## REQUIREMENTS
Search the entries for the word "half" and pull out each line that has it.

## DATA TO USE
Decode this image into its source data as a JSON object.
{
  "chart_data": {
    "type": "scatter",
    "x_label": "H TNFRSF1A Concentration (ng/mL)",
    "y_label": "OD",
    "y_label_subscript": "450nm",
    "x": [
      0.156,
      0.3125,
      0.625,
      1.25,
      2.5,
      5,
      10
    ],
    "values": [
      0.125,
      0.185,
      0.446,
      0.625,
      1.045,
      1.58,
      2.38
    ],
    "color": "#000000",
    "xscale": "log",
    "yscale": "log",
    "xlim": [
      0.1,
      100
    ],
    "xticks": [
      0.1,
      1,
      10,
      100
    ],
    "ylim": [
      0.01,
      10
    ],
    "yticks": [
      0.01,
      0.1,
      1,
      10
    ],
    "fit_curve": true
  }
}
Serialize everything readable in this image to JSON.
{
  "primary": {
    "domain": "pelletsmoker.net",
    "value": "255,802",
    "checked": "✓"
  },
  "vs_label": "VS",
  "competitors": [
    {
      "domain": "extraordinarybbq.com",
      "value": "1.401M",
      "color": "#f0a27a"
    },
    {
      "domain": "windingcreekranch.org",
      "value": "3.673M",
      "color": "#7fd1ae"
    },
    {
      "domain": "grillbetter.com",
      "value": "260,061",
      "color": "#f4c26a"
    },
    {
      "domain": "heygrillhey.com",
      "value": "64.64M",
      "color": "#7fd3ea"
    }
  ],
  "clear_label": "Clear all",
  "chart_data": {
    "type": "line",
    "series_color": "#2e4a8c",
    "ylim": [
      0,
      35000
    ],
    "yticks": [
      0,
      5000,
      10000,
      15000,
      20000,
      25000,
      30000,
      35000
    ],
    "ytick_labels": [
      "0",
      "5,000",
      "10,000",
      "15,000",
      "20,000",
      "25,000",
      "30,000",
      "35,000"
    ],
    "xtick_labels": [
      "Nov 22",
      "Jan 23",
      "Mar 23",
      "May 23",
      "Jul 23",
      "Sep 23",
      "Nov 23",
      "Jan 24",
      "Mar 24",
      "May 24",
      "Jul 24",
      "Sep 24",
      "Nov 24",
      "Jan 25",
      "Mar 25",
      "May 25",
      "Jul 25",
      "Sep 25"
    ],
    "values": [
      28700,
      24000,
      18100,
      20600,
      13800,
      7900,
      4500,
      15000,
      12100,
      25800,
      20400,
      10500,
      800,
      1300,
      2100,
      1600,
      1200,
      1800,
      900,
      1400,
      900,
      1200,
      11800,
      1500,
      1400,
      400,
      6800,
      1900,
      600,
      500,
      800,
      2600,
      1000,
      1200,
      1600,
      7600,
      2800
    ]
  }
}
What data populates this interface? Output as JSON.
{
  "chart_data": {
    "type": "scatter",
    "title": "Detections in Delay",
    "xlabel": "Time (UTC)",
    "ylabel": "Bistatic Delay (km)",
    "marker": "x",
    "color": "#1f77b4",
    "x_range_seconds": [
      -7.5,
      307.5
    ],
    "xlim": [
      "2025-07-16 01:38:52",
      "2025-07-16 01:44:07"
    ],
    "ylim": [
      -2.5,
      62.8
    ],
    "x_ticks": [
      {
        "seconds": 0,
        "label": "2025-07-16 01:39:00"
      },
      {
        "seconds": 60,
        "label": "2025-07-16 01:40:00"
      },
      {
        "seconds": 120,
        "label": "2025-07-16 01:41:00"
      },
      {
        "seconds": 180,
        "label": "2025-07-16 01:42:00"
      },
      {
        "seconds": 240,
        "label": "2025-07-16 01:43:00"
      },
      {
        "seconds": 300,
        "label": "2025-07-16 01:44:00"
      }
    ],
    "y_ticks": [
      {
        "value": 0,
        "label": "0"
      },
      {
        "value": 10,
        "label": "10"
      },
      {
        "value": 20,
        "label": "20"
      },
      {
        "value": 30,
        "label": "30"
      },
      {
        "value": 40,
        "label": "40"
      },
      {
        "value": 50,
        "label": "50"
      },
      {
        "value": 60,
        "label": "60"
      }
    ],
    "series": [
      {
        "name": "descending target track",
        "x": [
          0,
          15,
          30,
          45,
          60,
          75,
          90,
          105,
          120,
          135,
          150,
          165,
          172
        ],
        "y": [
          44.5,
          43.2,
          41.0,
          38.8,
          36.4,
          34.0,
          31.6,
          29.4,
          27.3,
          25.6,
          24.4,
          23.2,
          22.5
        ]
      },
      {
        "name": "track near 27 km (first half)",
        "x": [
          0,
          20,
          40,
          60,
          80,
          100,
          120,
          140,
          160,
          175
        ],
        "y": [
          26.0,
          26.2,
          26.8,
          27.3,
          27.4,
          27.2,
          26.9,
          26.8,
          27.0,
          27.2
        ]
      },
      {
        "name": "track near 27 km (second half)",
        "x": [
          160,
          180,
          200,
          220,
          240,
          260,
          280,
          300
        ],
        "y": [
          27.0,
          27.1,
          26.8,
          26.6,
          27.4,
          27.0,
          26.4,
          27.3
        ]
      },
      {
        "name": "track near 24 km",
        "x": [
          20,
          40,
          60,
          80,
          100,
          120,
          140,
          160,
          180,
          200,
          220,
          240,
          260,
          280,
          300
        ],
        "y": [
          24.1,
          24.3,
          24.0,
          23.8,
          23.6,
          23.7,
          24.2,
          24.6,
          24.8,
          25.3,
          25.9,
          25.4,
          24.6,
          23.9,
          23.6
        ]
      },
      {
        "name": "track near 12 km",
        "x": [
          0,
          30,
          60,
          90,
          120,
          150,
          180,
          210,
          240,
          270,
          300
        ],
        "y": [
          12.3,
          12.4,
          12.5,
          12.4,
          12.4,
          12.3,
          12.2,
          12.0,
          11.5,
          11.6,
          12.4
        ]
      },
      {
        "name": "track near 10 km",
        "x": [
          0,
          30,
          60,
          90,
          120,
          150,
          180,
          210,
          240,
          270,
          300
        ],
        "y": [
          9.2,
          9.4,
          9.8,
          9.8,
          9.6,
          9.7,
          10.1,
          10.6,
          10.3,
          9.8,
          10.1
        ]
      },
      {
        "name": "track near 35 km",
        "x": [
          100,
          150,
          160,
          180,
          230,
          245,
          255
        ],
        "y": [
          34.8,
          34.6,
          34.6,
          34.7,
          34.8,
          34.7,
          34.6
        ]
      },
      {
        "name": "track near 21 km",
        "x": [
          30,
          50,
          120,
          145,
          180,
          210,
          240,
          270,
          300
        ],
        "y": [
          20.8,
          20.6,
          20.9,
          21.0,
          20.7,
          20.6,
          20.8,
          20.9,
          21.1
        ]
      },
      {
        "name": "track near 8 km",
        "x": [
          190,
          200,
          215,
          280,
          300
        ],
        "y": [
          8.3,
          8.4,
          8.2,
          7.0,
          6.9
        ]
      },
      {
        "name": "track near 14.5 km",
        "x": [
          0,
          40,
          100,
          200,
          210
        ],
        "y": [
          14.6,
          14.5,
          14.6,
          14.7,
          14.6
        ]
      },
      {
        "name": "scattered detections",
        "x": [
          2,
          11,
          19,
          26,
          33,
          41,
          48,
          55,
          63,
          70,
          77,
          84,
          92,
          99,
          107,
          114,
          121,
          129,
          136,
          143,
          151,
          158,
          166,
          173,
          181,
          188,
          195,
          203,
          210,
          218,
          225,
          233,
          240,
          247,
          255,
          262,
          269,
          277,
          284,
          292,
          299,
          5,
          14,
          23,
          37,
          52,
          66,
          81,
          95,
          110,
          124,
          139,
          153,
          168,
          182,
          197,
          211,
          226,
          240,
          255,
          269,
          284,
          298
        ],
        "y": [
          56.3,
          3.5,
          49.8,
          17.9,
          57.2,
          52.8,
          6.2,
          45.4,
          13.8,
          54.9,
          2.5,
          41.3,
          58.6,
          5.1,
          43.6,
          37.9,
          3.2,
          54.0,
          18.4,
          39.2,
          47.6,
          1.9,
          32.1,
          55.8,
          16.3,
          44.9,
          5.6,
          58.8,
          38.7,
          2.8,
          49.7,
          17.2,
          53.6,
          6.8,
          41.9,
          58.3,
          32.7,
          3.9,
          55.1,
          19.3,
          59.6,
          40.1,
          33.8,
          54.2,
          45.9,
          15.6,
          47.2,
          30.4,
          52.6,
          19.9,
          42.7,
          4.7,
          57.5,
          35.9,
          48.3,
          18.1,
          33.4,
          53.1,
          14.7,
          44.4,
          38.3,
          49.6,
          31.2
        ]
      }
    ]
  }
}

## WORKED SOLUTION
        "name": "track near 27 km (first half)",
        "name": "track near 27 km (second half)",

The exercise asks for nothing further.